Exercise material:
-- begin --
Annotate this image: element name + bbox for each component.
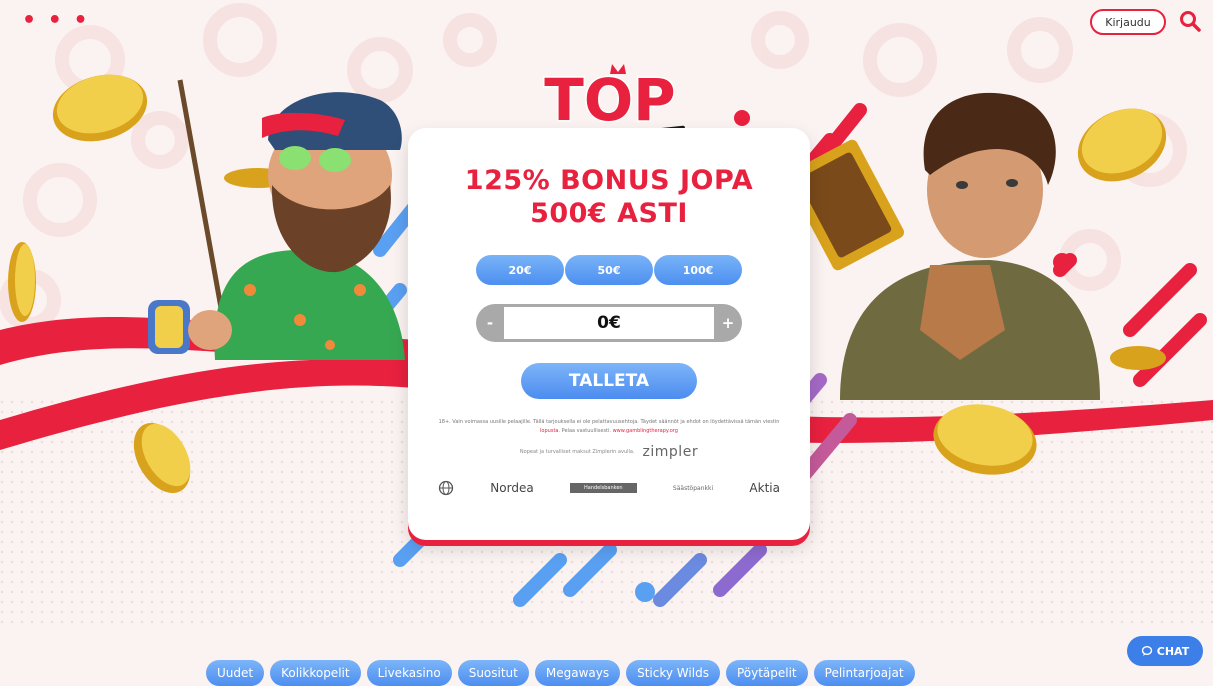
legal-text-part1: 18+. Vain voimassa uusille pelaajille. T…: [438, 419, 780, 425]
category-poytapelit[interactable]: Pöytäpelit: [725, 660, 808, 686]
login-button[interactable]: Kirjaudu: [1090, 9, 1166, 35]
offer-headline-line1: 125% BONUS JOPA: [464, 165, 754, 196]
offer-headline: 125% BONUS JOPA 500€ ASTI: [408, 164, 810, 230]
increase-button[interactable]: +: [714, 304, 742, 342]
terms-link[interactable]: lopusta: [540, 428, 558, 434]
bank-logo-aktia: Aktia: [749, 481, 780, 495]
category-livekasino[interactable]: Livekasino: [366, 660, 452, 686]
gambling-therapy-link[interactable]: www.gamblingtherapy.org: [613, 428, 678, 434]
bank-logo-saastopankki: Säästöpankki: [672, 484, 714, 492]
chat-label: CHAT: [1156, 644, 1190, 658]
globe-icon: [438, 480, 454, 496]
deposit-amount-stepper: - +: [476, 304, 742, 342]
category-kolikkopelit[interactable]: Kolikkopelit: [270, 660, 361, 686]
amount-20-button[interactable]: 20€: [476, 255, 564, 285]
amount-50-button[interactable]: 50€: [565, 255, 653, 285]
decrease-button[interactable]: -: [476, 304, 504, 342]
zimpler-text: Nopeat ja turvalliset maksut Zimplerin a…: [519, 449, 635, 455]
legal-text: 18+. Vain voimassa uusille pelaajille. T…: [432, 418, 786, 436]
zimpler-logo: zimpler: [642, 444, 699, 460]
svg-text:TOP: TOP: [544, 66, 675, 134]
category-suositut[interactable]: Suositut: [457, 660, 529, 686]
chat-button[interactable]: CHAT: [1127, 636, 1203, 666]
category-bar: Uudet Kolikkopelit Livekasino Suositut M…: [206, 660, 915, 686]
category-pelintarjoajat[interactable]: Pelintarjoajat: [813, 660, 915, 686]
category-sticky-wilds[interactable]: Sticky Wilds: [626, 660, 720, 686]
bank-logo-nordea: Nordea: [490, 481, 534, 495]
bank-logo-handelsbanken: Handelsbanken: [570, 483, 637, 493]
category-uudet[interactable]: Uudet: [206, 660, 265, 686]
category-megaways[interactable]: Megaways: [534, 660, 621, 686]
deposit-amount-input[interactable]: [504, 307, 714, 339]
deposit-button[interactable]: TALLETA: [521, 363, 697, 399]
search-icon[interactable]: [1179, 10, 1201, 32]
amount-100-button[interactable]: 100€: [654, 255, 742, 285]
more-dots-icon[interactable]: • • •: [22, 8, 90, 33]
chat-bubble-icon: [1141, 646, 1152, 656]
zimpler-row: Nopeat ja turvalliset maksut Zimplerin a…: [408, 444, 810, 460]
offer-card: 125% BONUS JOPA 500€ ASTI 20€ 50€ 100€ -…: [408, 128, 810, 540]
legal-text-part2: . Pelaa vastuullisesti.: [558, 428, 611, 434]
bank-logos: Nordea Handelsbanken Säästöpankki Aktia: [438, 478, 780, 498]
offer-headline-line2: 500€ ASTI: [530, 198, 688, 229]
-- end --
-- begin --
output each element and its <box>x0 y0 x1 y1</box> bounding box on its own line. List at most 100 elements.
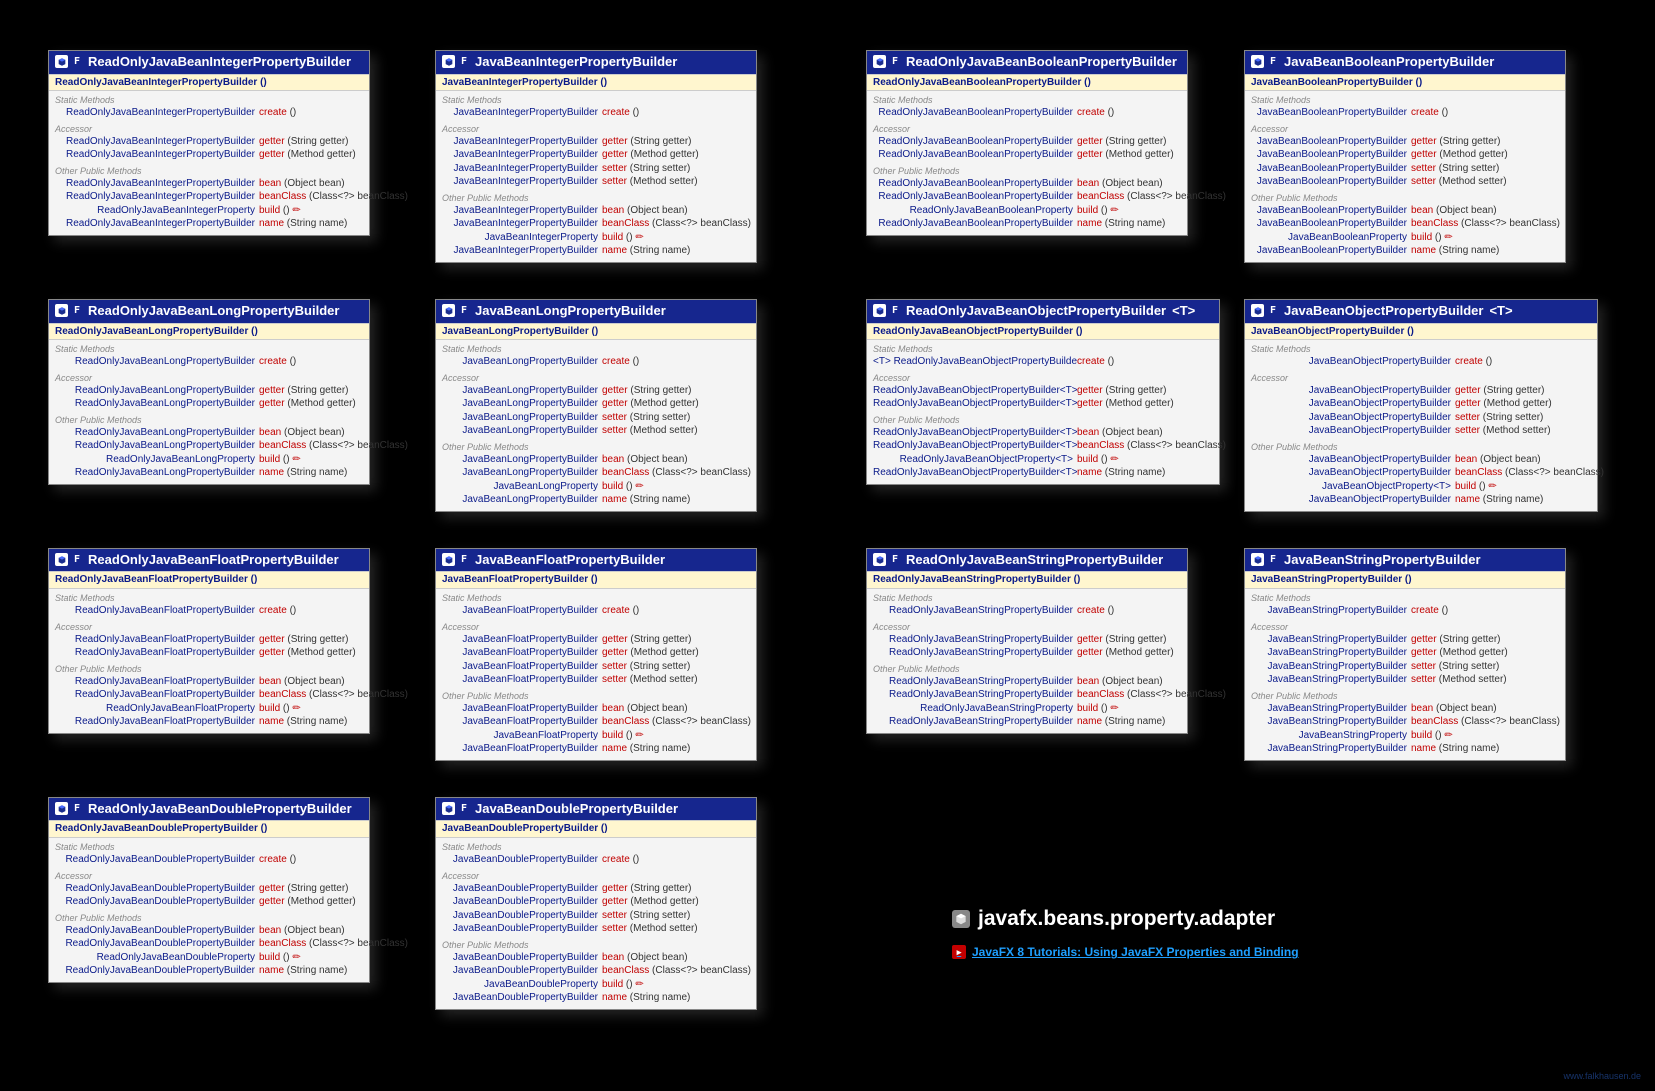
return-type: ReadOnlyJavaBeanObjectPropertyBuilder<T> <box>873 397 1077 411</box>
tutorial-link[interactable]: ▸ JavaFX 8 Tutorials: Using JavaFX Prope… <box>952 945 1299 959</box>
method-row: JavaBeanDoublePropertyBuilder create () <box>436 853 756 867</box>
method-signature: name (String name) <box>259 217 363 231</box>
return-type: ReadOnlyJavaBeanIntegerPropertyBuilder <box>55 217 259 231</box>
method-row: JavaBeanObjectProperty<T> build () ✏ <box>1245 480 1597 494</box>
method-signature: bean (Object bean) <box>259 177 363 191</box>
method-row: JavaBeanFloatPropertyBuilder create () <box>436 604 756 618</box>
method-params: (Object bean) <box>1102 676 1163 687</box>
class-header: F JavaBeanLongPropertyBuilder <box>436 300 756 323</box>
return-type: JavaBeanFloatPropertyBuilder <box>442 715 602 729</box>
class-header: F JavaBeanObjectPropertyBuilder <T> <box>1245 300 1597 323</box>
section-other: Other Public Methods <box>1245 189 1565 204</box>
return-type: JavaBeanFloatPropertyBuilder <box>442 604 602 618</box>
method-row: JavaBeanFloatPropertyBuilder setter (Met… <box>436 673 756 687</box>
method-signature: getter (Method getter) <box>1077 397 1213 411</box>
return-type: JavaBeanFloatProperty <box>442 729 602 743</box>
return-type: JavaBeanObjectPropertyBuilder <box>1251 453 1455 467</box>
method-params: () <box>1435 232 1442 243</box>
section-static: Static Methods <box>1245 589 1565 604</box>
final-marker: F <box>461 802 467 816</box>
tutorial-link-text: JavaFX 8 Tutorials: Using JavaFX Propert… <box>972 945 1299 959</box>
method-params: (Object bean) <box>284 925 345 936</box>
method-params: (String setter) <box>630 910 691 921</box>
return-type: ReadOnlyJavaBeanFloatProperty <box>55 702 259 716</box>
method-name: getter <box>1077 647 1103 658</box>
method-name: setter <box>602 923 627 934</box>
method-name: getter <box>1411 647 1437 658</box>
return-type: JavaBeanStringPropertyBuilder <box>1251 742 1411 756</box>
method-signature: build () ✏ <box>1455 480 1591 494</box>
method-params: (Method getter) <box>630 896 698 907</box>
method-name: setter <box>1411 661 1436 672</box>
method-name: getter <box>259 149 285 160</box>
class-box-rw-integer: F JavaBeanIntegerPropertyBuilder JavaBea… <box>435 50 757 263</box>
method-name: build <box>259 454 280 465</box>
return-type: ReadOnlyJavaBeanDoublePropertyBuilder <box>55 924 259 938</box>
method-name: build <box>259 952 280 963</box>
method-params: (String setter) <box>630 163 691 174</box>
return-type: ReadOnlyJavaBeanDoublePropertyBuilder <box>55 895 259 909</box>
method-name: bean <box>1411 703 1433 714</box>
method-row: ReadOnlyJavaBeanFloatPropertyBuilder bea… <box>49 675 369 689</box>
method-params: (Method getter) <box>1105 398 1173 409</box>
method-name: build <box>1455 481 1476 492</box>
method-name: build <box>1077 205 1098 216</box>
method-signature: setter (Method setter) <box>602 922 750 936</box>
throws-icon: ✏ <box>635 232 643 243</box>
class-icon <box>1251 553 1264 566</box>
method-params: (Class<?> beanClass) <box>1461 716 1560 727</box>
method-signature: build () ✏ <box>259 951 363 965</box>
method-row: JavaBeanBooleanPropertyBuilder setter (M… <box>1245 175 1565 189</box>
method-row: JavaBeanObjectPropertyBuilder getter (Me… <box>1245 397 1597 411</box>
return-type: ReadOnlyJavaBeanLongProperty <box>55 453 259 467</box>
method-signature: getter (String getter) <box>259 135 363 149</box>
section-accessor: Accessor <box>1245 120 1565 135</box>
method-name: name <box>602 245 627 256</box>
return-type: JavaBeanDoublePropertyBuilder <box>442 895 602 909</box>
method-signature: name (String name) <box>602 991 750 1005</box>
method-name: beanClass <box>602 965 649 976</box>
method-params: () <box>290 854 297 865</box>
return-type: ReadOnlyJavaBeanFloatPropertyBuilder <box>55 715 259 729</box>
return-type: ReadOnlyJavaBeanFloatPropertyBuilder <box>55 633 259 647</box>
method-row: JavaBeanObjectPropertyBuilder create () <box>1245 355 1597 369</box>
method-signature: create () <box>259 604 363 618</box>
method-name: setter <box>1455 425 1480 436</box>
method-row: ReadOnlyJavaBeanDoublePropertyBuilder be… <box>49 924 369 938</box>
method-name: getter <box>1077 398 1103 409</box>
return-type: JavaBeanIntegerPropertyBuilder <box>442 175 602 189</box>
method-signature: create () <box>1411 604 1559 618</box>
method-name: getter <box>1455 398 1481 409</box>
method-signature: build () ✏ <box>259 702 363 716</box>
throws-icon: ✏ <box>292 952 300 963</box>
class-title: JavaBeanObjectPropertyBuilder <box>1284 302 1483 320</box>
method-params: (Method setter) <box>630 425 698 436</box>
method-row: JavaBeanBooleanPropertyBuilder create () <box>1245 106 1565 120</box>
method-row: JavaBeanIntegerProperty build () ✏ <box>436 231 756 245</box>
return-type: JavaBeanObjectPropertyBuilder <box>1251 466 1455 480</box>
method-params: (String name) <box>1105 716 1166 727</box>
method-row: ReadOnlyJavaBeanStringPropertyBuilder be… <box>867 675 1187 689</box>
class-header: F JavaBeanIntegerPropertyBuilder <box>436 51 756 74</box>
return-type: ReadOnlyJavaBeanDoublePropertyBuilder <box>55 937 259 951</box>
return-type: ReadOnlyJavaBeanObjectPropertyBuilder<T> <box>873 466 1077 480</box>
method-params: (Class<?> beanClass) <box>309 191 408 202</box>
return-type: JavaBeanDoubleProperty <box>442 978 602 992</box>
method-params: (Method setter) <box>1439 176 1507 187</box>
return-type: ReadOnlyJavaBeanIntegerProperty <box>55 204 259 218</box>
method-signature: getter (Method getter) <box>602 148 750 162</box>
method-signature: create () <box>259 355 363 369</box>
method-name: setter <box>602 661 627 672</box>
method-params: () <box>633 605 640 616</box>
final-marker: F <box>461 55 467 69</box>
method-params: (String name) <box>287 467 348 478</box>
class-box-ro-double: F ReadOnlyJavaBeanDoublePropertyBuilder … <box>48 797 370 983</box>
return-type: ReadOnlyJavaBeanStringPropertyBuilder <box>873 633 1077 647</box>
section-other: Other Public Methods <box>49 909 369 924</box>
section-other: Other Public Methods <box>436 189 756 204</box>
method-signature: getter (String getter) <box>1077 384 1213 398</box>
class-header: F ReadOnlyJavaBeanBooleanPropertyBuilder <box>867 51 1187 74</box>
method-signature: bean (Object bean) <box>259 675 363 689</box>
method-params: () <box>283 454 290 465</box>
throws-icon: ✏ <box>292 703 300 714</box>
-- end --
Exercise task: Please give the listing lines starting at the line that contains "397 1077 411</box>" and ending at the line that contains "method-row: JavaBeanDoublePropertyBuilder create" again, with "Tutorials" renamed to "Guides" and everything else left unchanged.

Result of this exercise:
return-type: ReadOnlyJavaBeanObjectPropertyBuilder<T> <box>873 397 1077 411</box>
tutorial-link[interactable]: ▸ JavaFX 8 Guides: Using JavaFX Prope… <box>952 945 1299 959</box>
method-row: JavaBeanDoublePropertyBuilder create () <box>436 853 756 867</box>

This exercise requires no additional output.